=== Stored data ===
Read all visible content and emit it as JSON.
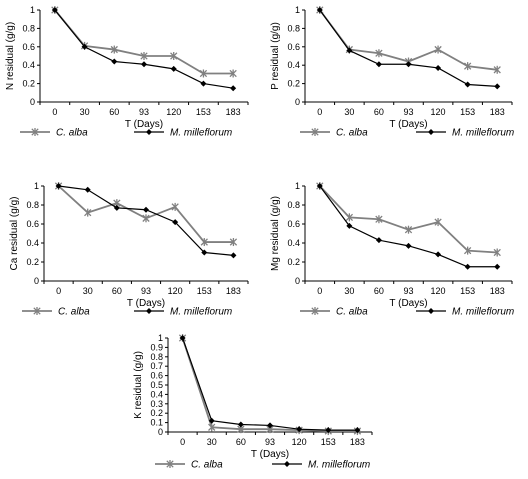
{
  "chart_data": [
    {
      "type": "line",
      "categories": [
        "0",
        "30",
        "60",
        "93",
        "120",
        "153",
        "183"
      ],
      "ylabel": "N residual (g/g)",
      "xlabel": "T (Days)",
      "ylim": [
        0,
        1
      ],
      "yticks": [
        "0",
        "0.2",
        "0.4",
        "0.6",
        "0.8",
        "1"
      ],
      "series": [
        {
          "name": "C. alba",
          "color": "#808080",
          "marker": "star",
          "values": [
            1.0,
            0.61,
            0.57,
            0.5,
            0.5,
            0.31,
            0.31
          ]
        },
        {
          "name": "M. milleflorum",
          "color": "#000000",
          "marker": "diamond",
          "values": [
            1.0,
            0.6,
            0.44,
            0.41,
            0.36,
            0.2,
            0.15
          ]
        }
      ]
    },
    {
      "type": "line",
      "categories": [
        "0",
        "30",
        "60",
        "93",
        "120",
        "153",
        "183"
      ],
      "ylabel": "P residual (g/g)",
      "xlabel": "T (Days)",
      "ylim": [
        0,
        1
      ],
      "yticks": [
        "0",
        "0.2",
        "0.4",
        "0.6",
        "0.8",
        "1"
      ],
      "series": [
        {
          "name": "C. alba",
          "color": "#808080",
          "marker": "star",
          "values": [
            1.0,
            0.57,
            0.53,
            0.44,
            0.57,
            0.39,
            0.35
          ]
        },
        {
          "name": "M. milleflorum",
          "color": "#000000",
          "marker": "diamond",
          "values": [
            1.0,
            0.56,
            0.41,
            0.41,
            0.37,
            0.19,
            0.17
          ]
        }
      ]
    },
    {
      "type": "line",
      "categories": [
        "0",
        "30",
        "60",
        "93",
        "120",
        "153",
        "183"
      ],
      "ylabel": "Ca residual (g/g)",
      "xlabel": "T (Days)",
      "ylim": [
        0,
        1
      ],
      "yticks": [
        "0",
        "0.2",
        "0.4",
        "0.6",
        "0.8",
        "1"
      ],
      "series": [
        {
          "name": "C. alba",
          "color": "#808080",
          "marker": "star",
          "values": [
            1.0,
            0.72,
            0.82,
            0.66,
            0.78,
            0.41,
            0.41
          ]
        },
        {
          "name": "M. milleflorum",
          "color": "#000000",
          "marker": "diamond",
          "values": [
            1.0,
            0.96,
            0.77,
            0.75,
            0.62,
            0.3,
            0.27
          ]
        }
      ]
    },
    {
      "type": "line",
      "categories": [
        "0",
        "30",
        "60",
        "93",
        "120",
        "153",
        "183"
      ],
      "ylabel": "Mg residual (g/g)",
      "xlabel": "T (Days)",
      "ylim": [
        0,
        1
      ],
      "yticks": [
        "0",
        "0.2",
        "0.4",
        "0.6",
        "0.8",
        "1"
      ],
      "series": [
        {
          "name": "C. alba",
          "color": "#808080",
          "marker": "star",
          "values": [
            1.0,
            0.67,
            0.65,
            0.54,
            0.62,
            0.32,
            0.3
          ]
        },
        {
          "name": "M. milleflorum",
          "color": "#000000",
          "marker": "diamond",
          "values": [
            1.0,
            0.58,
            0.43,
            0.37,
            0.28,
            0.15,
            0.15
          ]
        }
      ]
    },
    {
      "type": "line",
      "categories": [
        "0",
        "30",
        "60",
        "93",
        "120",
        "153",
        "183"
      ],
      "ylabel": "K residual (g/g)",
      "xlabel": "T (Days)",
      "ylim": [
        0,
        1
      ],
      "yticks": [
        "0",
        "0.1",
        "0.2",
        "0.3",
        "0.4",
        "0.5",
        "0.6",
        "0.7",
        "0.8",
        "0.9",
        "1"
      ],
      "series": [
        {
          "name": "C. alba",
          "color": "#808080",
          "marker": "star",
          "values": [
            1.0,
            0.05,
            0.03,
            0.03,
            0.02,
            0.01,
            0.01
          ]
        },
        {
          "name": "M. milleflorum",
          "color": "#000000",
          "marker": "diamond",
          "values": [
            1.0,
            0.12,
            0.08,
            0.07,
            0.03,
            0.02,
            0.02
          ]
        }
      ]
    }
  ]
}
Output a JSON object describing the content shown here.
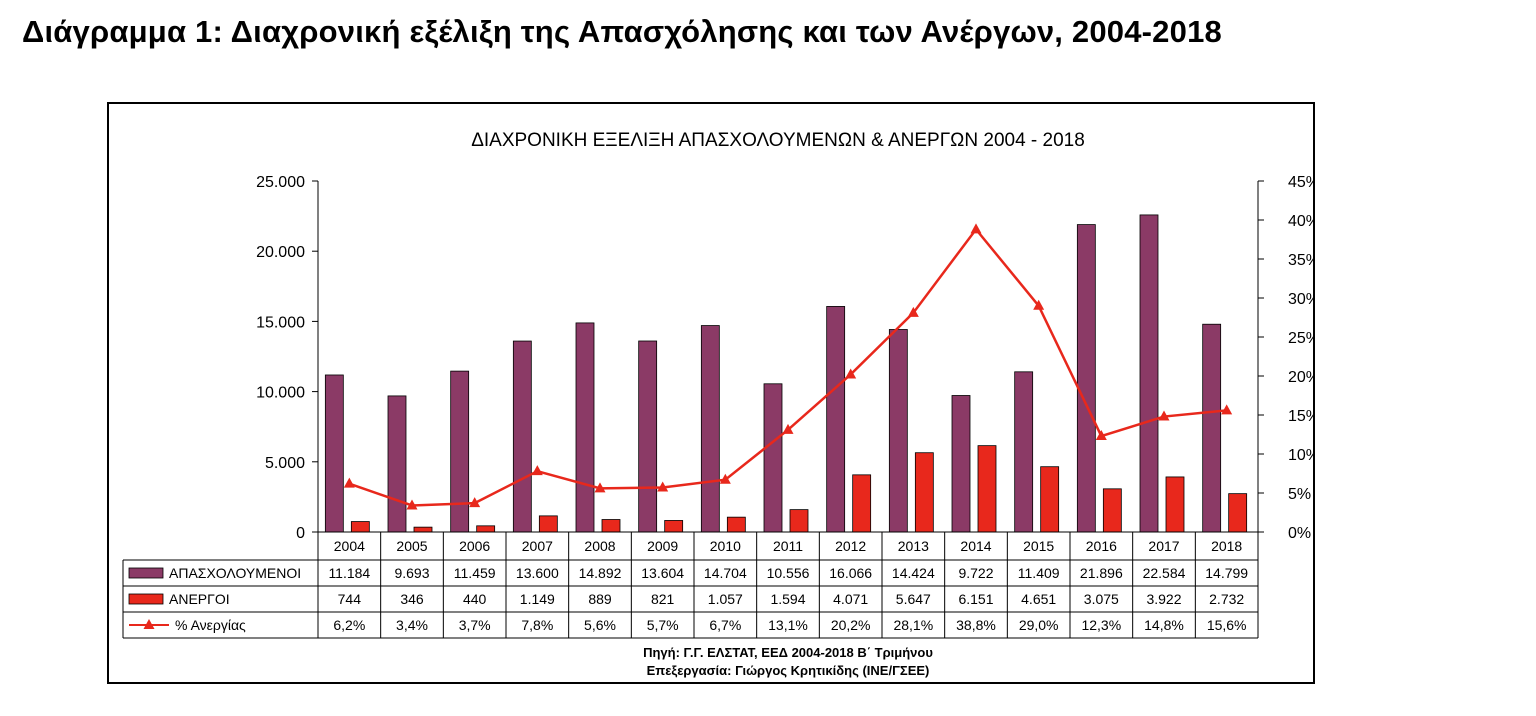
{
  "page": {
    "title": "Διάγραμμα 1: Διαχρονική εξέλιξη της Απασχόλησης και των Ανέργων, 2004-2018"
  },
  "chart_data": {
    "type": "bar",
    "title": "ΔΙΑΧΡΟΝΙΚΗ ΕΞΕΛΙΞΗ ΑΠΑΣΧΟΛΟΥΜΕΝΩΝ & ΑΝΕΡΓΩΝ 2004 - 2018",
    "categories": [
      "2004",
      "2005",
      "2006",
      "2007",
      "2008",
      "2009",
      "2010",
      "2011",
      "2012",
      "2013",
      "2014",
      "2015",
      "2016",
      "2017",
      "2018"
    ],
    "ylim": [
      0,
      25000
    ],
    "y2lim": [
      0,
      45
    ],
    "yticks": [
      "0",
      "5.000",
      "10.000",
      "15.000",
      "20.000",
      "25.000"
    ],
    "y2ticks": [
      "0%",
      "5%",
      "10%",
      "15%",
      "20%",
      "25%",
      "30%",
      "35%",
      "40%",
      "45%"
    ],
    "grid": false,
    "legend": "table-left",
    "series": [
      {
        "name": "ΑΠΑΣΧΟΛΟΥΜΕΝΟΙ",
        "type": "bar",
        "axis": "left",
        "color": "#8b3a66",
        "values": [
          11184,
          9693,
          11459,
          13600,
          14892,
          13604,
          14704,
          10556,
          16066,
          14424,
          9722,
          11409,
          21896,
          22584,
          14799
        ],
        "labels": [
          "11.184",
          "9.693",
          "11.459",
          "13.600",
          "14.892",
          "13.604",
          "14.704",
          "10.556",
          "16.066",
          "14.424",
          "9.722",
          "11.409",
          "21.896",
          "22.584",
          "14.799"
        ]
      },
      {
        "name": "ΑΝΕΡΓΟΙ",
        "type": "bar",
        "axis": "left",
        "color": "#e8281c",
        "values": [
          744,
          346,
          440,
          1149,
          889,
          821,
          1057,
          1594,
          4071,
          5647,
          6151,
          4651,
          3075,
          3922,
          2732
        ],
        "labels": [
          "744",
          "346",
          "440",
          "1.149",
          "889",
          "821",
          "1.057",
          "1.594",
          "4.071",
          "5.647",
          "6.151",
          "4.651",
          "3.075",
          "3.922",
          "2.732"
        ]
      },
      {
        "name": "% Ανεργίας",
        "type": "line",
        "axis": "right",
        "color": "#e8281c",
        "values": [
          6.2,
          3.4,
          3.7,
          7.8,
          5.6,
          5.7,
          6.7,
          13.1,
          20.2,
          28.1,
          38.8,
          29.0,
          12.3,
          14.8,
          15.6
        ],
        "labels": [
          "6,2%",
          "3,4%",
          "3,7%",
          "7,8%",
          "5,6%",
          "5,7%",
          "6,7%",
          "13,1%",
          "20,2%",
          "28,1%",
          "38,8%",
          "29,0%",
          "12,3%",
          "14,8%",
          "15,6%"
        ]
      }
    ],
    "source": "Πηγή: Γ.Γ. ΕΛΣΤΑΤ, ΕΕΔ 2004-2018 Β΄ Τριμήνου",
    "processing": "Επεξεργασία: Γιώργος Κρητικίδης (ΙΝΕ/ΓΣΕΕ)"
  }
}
===
**Written request**
Omit the pictures and reproduce the listing exactly.

**Written reply**
Read all visible content and emit it as JSON.
{
  "chart_data": [
    {
      "type": "line",
      "categories": [
        "0",
        "30",
        "60",
        "93",
        "120",
        "153",
        "183"
      ],
      "ylabel": "N residual (g/g)",
      "xlabel": "T (Days)",
      "ylim": [
        0,
        1
      ],
      "yticks": [
        "0",
        "0.2",
        "0.4",
        "0.6",
        "0.8",
        "1"
      ],
      "series": [
        {
          "name": "C. alba",
          "color": "#808080",
          "marker": "star",
          "values": [
            1.0,
            0.61,
            0.57,
            0.5,
            0.5,
            0.31,
            0.31
          ]
        },
        {
          "name": "M. milleflorum",
          "color": "#000000",
          "marker": "diamond",
          "values": [
            1.0,
            0.6,
            0.44,
            0.41,
            0.36,
            0.2,
            0.15
          ]
        }
      ]
    },
    {
      "type": "line",
      "categories": [
        "0",
        "30",
        "60",
        "93",
        "120",
        "153",
        "183"
      ],
      "ylabel": "P residual (g/g)",
      "xlabel": "T (Days)",
      "ylim": [
        0,
        1
      ],
      "yticks": [
        "0",
        "0.2",
        "0.4",
        "0.6",
        "0.8",
        "1"
      ],
      "series": [
        {
          "name": "C. alba",
          "color": "#808080",
          "marker": "star",
          "values": [
            1.0,
            0.57,
            0.53,
            0.44,
            0.57,
            0.39,
            0.35
          ]
        },
        {
          "name": "M. milleflorum",
          "color": "#000000",
          "marker": "diamond",
          "values": [
            1.0,
            0.56,
            0.41,
            0.41,
            0.37,
            0.19,
            0.17
          ]
        }
      ]
    },
    {
      "type": "line",
      "categories": [
        "0",
        "30",
        "60",
        "93",
        "120",
        "153",
        "183"
      ],
      "ylabel": "Ca residual (g/g)",
      "xlabel": "T (Days)",
      "ylim": [
        0,
        1
      ],
      "yticks": [
        "0",
        "0.2",
        "0.4",
        "0.6",
        "0.8",
        "1"
      ],
      "series": [
        {
          "name": "C. alba",
          "color": "#808080",
          "marker": "star",
          "values": [
            1.0,
            0.72,
            0.82,
            0.66,
            0.78,
            0.41,
            0.41
          ]
        },
        {
          "name": "M. milleflorum",
          "color": "#000000",
          "marker": "diamond",
          "values": [
            1.0,
            0.96,
            0.77,
            0.75,
            0.62,
            0.3,
            0.27
          ]
        }
      ]
    },
    {
      "type": "line",
      "categories": [
        "0",
        "30",
        "60",
        "93",
        "120",
        "153",
        "183"
      ],
      "ylabel": "Mg residual (g/g)",
      "xlabel": "T (Days)",
      "ylim": [
        0,
        1
      ],
      "yticks": [
        "0",
        "0.2",
        "0.4",
        "0.6",
        "0.8",
        "1"
      ],
      "series": [
        {
          "name": "C. alba",
          "color": "#808080",
          "marker": "star",
          "values": [
            1.0,
            0.67,
            0.65,
            0.54,
            0.62,
            0.32,
            0.3
          ]
        },
        {
          "name": "M. milleflorum",
          "color": "#000000",
          "marker": "diamond",
          "values": [
            1.0,
            0.58,
            0.43,
            0.37,
            0.28,
            0.15,
            0.15
          ]
        }
      ]
    },
    {
      "type": "line",
      "categories": [
        "0",
        "30",
        "60",
        "93",
        "120",
        "153",
        "183"
      ],
      "ylabel": "K residual (g/g)",
      "xlabel": "T (Days)",
      "ylim": [
        0,
        1
      ],
      "yticks": [
        "0",
        "0.1",
        "0.2",
        "0.3",
        "0.4",
        "0.5",
        "0.6",
        "0.7",
        "0.8",
        "0.9",
        "1"
      ],
      "series": [
        {
          "name": "C. alba",
          "color": "#808080",
          "marker": "star",
          "values": [
            1.0,
            0.05,
            0.03,
            0.03,
            0.02,
            0.01,
            0.01
          ]
        },
        {
          "name": "M. milleflorum",
          "color": "#000000",
          "marker": "diamond",
          "values": [
            1.0,
            0.12,
            0.08,
            0.07,
            0.03,
            0.02,
            0.02
          ]
        }
      ]
    }
  ]
}
Output a JSON object describing the content shown here.
{
  "page": {
    "title": "Διάγραμμα 1: Διαχρονική εξέλιξη της Απασχόλησης και των Ανέργων, 2004-2018"
  },
  "chart_data": {
    "type": "bar",
    "title": "ΔΙΑΧΡΟΝΙΚΗ ΕΞΕΛΙΞΗ ΑΠΑΣΧΟΛΟΥΜΕΝΩΝ & ΑΝΕΡΓΩΝ 2004 - 2018",
    "categories": [
      "2004",
      "2005",
      "2006",
      "2007",
      "2008",
      "2009",
      "2010",
      "2011",
      "2012",
      "2013",
      "2014",
      "2015",
      "2016",
      "2017",
      "2018"
    ],
    "ylim": [
      0,
      25000
    ],
    "y2lim": [
      0,
      45
    ],
    "yticks": [
      "0",
      "5.000",
      "10.000",
      "15.000",
      "20.000",
      "25.000"
    ],
    "y2ticks": [
      "0%",
      "5%",
      "10%",
      "15%",
      "20%",
      "25%",
      "30%",
      "35%",
      "40%",
      "45%"
    ],
    "grid": false,
    "legend": "table-left",
    "series": [
      {
        "name": "ΑΠΑΣΧΟΛΟΥΜΕΝΟΙ",
        "type": "bar",
        "axis": "left",
        "color": "#8b3a66",
        "values": [
          11184,
          9693,
          11459,
          13600,
          14892,
          13604,
          14704,
          10556,
          16066,
          14424,
          9722,
          11409,
          21896,
          22584,
          14799
        ],
        "labels": [
          "11.184",
          "9.693",
          "11.459",
          "13.600",
          "14.892",
          "13.604",
          "14.704",
          "10.556",
          "16.066",
          "14.424",
          "9.722",
          "11.409",
          "21.896",
          "22.584",
          "14.799"
        ]
      },
      {
        "name": "ΑΝΕΡΓΟΙ",
        "type": "bar",
        "axis": "left",
        "color": "#e8281c",
        "values": [
          744,
          346,
          440,
          1149,
          889,
          821,
          1057,
          1594,
          4071,
          5647,
          6151,
          4651,
          3075,
          3922,
          2732
        ],
        "labels": [
          "744",
          "346",
          "440",
          "1.149",
          "889",
          "821",
          "1.057",
          "1.594",
          "4.071",
          "5.647",
          "6.151",
          "4.651",
          "3.075",
          "3.922",
          "2.732"
        ]
      },
      {
        "name": "% Ανεργίας",
        "type": "line",
        "axis": "right",
        "color": "#e8281c",
        "values": [
          6.2,
          3.4,
          3.7,
          7.8,
          5.6,
          5.7,
          6.7,
          13.1,
          20.2,
          28.1,
          38.8,
          29.0,
          12.3,
          14.8,
          15.6
        ],
        "labels": [
          "6,2%",
          "3,4%",
          "3,7%",
          "7,8%",
          "5,6%",
          "5,7%",
          "6,7%",
          "13,1%",
          "20,2%",
          "28,1%",
          "38,8%",
          "29,0%",
          "12,3%",
          "14,8%",
          "15,6%"
        ]
      }
    ],
    "source": "Πηγή: Γ.Γ. ΕΛΣΤΑΤ, ΕΕΔ 2004-2018 Β΄ Τριμήνου",
    "processing": "Επεξεργασία: Γιώργος Κρητικίδης (ΙΝΕ/ΓΣΕΕ)"
  }
}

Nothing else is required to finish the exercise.